§ REQUIREMENTS
In the listing below, locate the lines bearing the word "为了加强对新疆地区的管辖". Copy every one of them.
Start of MATERIAL FOR THIS TASK
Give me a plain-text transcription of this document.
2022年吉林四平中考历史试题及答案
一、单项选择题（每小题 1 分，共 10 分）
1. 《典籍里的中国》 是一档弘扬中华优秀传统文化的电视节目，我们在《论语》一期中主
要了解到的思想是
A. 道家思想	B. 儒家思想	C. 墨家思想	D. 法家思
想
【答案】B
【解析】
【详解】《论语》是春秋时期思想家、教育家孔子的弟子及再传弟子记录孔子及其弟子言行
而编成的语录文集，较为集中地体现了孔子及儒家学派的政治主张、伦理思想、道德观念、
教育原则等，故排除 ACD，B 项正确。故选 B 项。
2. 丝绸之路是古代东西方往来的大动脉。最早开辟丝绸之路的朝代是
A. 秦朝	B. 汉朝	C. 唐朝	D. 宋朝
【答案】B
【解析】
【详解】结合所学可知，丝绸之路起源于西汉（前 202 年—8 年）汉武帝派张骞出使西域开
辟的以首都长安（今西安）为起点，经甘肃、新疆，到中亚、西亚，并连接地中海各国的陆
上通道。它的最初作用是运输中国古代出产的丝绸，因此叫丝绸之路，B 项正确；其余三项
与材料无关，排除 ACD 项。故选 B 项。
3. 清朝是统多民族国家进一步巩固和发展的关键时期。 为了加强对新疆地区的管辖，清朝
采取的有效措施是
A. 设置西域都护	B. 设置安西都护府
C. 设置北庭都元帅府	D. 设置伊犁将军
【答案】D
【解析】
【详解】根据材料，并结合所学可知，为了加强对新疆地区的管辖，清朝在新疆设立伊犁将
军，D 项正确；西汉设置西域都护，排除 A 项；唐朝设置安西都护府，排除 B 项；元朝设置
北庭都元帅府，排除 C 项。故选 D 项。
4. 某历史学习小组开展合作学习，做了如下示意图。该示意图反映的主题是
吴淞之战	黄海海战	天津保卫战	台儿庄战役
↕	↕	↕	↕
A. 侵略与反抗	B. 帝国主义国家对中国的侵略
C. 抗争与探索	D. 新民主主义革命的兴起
End of MATERIAL FOR THIS TASK
§ SOLUTION BELOW
3. 清朝是统多民族国家进一步巩固和发展的关键时期。 为了加强对新疆地区的管辖，清朝
【详解】根据材料，并结合所学可知，为了加强对新疆地区的管辖，清朝在新疆设立伊犁将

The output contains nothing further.